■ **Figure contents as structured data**
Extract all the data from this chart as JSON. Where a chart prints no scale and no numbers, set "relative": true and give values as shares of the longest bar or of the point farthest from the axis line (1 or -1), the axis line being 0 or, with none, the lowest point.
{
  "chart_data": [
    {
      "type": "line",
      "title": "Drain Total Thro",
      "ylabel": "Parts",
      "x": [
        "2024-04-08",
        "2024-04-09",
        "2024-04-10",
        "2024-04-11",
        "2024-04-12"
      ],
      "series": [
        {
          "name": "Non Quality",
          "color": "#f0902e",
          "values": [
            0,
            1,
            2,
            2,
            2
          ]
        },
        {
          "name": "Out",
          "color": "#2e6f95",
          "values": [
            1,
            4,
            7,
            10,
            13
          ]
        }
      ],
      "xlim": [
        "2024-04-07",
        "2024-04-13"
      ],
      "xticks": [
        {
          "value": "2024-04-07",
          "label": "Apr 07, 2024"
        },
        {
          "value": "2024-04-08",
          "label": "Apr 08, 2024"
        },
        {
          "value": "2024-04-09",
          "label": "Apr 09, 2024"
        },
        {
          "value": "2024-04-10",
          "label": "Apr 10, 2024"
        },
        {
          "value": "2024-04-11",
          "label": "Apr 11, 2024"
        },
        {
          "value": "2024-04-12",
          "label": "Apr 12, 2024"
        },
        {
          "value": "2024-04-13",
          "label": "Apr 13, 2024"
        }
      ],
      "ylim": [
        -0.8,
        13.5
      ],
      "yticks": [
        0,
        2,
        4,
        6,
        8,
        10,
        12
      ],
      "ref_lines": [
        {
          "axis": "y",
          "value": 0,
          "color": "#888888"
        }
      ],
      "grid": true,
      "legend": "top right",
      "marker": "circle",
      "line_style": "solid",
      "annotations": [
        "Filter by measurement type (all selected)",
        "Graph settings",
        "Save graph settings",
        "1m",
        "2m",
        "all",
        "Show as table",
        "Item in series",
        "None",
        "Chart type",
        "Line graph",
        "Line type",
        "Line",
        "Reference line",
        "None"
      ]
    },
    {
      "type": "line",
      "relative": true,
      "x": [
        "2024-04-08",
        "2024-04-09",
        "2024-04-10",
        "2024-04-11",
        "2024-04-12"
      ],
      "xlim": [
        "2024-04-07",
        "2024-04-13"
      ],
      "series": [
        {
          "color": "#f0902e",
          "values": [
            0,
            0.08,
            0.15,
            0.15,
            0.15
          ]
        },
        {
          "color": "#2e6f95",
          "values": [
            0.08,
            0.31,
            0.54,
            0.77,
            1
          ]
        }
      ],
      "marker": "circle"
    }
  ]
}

■ **TASK REQUIREMENTS**
Every entry needs to be retyped exactly.

■ **WORKED SOLUTION**
Extract all the data from this chart as JSON. Where a chart prints no scale and no numbers, set "relative": true and give values as shares of the longest bar or of the point farthest from the axis line (1 or -1), the axis line being 0 or, with none, the lowest point.
{
  "chart_data": [
    {
      "type": "line",
      "title": "Drain Total Thro",
      "ylabel": "Parts",
      "x": [
        "2024-04-08",
        "2024-04-09",
        "2024-04-10",
        "2024-04-11",
        "2024-04-12"
      ],
      "series": [
        {
          "name": "Non Quality",
          "color": "#f0902e",
          "values": [
            0,
            1,
            2,
            2,
            2
          ]
        },
        {
          "name": "Out",
          "color": "#2e6f95",
          "values": [
            1,
            4,
            7,
            10,
            13
          ]
        }
      ],
      "xlim": [
        "2024-04-07",
        "2024-04-13"
      ],
      "xticks": [
        {
          "value": "2024-04-07",
          "label": "Apr 07, 2024"
        },
        {
          "value": "2024-04-08",
          "label": "Apr 08, 2024"
        },
        {
          "value": "2024-04-09",
          "label": "Apr 09, 2024"
        },
        {
          "value": "2024-04-10",
          "label": "Apr 10, 2024"
        },
        {
          "value": "2024-04-11",
          "label": "Apr 11, 2024"
        },
        {
          "value": "2024-04-12",
          "label": "Apr 12, 2024"
        },
        {
          "value": "2024-04-13",
          "label": "Apr 13, 2024"
        }
      ],
      "ylim": [
        -0.8,
        13.5
      ],
      "yticks": [
        0,
        2,
        4,
        6,
        8,
        10,
        12
      ],
      "ref_lines": [
        {
          "axis": "y",
          "value": 0,
          "color": "#888888"
        }
      ],
      "grid": true,
      "legend": "top right",
      "marker": "circle",
      "line_style": "solid",
      "annotations": [
        "Filter by measurement type (all selected)",
        "Graph settings",
        "Save graph settings",
        "1m",
        "2m",
        "all",
        "Show as table",
        "Item in series",
        "None",
        "Chart type",
        "Line graph",
        "Line type",
        "Line",
        "Reference line",
        "None"
      ]
    },
    {
      "type": "line",
      "relative": true,
      "x": [
        "2024-04-08",
        "2024-04-09",
        "2024-04-10",
        "2024-04-11",
        "2024-04-12"
      ],
      "xlim": [
        "2024-04-07",
        "2024-04-13"
      ],
      "series": [
        {
          "color": "#f0902e",
          "values": [
            0,
            0.08,
            0.15,
            0.15,
            0.15
          ]
        },
        {
          "color": "#2e6f95",
          "values": [
            0.08,
            0.31,
            0.54,
            0.77,
            1
          ]
        }
      ],
      "marker": "circle"
    }
  ]
}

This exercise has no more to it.